───── SUPPLIED ENTRIES ─────

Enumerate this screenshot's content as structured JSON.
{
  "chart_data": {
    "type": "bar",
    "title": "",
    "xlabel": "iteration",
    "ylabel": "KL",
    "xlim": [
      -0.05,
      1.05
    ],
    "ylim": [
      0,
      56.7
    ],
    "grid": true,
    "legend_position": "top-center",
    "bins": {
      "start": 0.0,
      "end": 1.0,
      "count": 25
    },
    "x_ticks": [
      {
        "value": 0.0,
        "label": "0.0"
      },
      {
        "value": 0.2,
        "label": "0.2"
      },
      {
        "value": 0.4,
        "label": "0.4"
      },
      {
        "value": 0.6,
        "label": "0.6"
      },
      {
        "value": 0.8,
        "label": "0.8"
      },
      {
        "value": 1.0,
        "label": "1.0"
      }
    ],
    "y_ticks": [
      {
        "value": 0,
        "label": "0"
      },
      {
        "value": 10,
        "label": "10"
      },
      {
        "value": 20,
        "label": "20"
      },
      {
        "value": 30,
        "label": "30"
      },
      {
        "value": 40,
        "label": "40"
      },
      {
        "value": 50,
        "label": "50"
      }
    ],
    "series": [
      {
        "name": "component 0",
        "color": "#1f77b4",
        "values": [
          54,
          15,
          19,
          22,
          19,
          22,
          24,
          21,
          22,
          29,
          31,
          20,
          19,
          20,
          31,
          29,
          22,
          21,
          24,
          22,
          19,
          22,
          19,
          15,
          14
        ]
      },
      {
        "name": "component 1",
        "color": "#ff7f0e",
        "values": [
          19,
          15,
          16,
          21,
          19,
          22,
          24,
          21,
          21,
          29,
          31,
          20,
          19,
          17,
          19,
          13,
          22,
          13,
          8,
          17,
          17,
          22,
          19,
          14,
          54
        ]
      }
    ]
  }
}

─────

WHAT IS BEING ASKED: Restate each entry exactly, skipping none.

EXERCISE SOLUTION:
Enumerate this screenshot's content as structured JSON.
{
  "chart_data": {
    "type": "bar",
    "title": "",
    "xlabel": "iteration",
    "ylabel": "KL",
    "xlim": [
      -0.05,
      1.05
    ],
    "ylim": [
      0,
      56.7
    ],
    "grid": true,
    "legend_position": "top-center",
    "bins": {
      "start": 0.0,
      "end": 1.0,
      "count": 25
    },
    "x_ticks": [
      {
        "value": 0.0,
        "label": "0.0"
      },
      {
        "value": 0.2,
        "label": "0.2"
      },
      {
        "value": 0.4,
        "label": "0.4"
      },
      {
        "value": 0.6,
        "label": "0.6"
      },
      {
        "value": 0.8,
        "label": "0.8"
      },
      {
        "value": 1.0,
        "label": "1.0"
      }
    ],
    "y_ticks": [
      {
        "value": 0,
        "label": "0"
      },
      {
        "value": 10,
        "label": "10"
      },
      {
        "value": 20,
        "label": "20"
      },
      {
        "value": 30,
        "label": "30"
      },
      {
        "value": 40,
        "label": "40"
      },
      {
        "value": 50,
        "label": "50"
      }
    ],
    "series": [
      {
        "name": "component 0",
        "color": "#1f77b4",
        "values": [
          54,
          15,
          19,
          22,
          19,
          22,
          24,
          21,
          22,
          29,
          31,
          20,
          19,
          20,
          31,
          29,
          22,
          21,
          24,
          22,
          19,
          22,
          19,
          15,
          14
        ]
      },
      {
        "name": "component 1",
        "color": "#ff7f0e",
        "values": [
          19,
          15,
          16,
          21,
          19,
          22,
          24,
          21,
          21,
          29,
          31,
          20,
          19,
          17,
          19,
          13,
          22,
          13,
          8,
          17,
          17,
          22,
          19,
          14,
          54
        ]
      }
    ]
  }
}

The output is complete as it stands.